----- Stored data -----

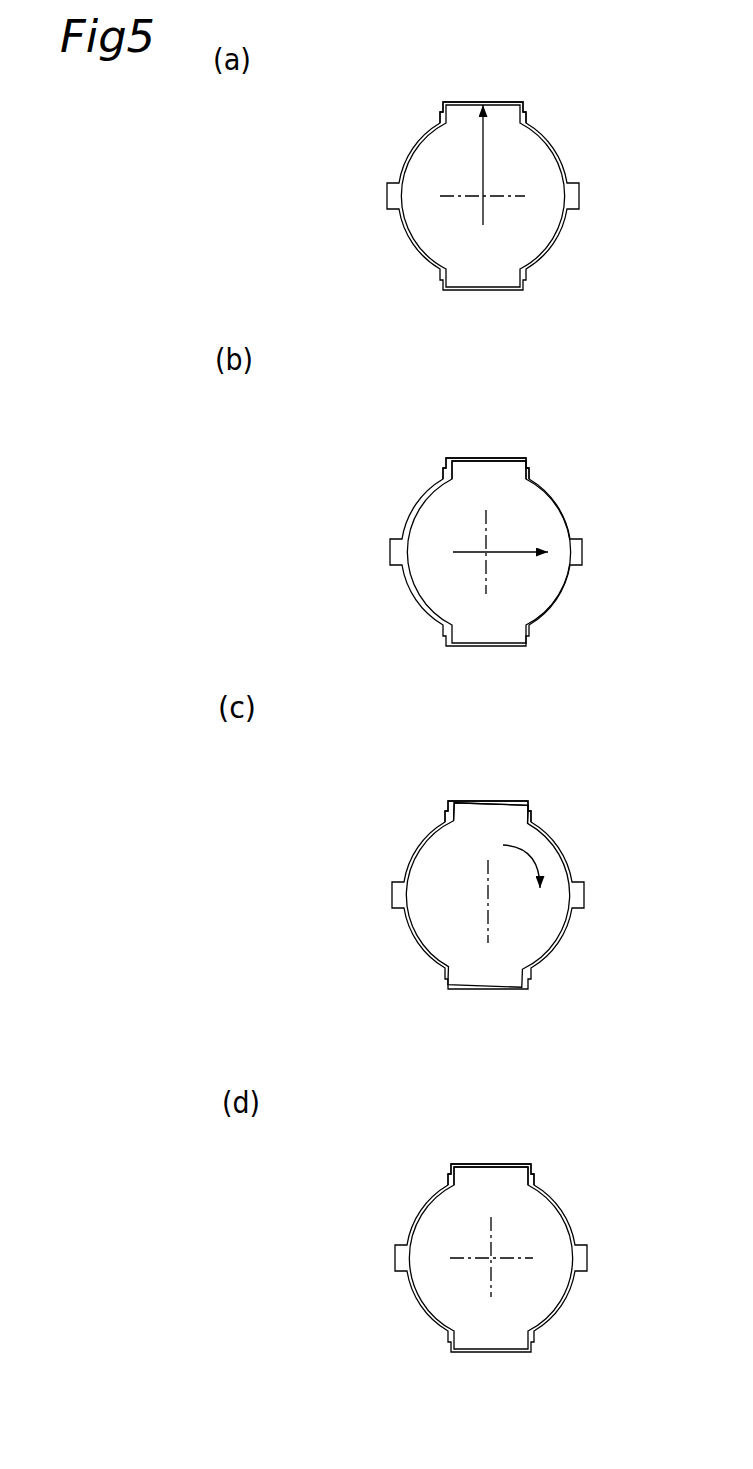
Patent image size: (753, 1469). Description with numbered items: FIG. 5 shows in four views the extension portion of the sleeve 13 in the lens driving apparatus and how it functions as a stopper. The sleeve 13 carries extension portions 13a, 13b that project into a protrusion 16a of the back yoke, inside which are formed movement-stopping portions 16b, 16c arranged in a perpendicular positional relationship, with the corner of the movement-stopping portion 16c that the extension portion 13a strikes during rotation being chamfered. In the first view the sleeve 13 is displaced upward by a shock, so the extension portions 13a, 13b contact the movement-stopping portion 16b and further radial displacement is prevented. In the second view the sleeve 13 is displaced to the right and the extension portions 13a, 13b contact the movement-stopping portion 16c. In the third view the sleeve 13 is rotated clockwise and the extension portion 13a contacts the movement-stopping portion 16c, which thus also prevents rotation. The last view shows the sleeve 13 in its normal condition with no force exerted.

The sleeve 13 is at (499, 727).
The extension portion 13a is at (393, 646).
The extension portion 13b is at (414, 646).
The protrusion 16a is at (515, 851).
The movement-stopping portion 16b is at (496, 613).
The movement-stopping portion 16c is at (553, 790).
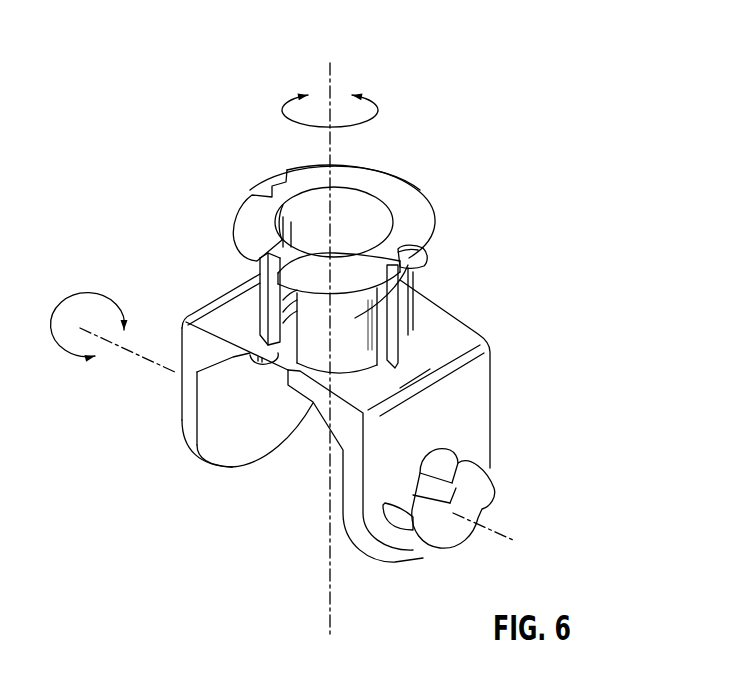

-----

Reproduce the entries word for word, starting at the beginning of the entries and ending with the line that contains "The extension portion 13b is at (414, 646).", including both ends, and omit the pictures.

Patent image size: (753, 1469). Description with numbered items: FIG. 5 shows in four views the extension portion of the sleeve 13 in the lens driving apparatus and how it functions as a stopper. The sleeve 13 carries extension portions 13a, 13b that project into a protrusion 16a of the back yoke, inside which are formed movement-stopping portions 16b, 16c arranged in a perpendicular positional relationship, with the corner of the movement-stopping portion 16c that the extension portion 13a strikes during rotation being chamfered. In the first view the sleeve 13 is displaced upward by a shock, so the extension portions 13a, 13b contact the movement-stopping portion 16b and further radial displacement is prevented. In the second view the sleeve 13 is displaced to the right and the extension portions 13a, 13b contact the movement-stopping portion 16c. In the third view the sleeve 13 is rotated clockwise and the extension portion 13a contacts the movement-stopping portion 16c, which thus also prevents rotation. The last view shows the sleeve 13 in its normal condition with no force exerted.

The sleeve 13 is at (499, 727).
The extension portion 13a is at (393, 646).
The extension portion 13b is at (414, 646).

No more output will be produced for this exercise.